Report how many lines of the entries below contain the word "General", and nothing more.

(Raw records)
** Begin **

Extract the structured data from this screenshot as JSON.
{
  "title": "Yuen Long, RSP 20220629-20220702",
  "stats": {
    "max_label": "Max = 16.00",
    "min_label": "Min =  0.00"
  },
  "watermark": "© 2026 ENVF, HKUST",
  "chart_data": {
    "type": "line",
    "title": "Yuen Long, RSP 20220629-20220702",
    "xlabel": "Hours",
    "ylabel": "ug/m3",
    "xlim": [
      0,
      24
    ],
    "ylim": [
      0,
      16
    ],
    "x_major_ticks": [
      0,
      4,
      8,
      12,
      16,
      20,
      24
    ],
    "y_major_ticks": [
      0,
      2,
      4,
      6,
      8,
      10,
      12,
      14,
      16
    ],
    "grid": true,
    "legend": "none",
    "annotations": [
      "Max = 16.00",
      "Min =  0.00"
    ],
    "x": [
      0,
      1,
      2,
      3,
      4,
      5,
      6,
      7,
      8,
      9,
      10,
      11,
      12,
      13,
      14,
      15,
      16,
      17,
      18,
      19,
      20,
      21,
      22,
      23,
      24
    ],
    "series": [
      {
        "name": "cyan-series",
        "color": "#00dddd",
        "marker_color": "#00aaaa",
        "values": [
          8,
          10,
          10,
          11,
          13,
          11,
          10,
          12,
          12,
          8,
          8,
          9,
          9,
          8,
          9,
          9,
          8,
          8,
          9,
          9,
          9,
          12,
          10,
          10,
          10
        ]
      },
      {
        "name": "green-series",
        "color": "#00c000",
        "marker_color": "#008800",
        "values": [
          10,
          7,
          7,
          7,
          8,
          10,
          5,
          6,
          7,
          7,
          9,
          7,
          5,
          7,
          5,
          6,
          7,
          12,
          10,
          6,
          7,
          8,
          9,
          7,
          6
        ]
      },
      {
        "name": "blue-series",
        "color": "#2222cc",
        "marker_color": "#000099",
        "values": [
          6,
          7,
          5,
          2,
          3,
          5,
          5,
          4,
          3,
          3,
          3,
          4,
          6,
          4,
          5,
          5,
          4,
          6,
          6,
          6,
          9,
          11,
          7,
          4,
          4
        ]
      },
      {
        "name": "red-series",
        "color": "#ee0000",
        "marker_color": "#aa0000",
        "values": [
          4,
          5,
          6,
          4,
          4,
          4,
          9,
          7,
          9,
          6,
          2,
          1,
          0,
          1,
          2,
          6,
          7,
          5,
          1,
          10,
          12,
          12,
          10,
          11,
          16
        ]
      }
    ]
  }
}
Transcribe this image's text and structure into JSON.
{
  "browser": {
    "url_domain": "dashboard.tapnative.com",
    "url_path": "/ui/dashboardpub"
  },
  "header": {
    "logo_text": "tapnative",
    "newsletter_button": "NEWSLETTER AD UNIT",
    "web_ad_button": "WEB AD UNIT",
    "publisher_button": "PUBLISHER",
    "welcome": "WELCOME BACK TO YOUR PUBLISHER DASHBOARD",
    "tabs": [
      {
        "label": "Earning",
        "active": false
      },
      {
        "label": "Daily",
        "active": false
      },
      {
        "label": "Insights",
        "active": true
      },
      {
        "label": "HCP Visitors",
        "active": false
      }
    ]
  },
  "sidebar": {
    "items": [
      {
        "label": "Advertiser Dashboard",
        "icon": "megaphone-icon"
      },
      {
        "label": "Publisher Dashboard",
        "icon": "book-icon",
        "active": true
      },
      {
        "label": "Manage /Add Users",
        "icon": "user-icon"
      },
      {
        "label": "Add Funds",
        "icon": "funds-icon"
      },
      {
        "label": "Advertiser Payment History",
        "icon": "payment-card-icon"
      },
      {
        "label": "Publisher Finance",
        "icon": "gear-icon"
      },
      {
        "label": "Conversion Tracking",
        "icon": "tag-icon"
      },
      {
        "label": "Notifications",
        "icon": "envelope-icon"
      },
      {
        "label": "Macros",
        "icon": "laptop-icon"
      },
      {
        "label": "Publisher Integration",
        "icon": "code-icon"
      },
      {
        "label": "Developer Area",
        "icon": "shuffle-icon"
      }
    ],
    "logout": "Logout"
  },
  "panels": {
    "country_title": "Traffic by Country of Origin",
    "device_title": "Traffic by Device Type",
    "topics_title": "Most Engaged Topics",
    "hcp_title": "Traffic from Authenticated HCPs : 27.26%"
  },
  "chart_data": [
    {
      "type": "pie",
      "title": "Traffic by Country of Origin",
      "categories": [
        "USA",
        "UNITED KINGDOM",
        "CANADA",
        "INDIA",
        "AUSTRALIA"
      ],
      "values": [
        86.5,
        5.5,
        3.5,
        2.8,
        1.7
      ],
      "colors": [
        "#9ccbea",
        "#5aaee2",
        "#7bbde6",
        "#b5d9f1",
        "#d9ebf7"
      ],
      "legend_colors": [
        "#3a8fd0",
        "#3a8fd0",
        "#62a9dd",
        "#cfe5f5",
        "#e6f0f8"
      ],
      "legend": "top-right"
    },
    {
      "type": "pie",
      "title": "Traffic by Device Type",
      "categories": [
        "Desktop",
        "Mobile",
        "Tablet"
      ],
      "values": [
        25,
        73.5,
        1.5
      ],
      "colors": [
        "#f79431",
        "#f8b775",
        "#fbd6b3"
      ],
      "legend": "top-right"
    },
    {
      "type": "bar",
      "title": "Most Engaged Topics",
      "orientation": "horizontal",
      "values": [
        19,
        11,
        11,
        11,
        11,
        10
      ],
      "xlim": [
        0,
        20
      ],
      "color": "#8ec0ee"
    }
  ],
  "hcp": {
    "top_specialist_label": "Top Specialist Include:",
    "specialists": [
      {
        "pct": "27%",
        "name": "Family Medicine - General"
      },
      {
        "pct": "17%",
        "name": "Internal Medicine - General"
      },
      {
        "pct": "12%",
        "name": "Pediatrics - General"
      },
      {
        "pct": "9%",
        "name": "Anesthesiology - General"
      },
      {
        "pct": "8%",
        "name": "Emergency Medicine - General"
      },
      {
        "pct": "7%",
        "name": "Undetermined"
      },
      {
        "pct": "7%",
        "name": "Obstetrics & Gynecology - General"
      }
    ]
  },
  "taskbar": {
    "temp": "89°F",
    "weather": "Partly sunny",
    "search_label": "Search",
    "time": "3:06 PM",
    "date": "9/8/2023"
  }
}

** End **

■ Exercise result: 6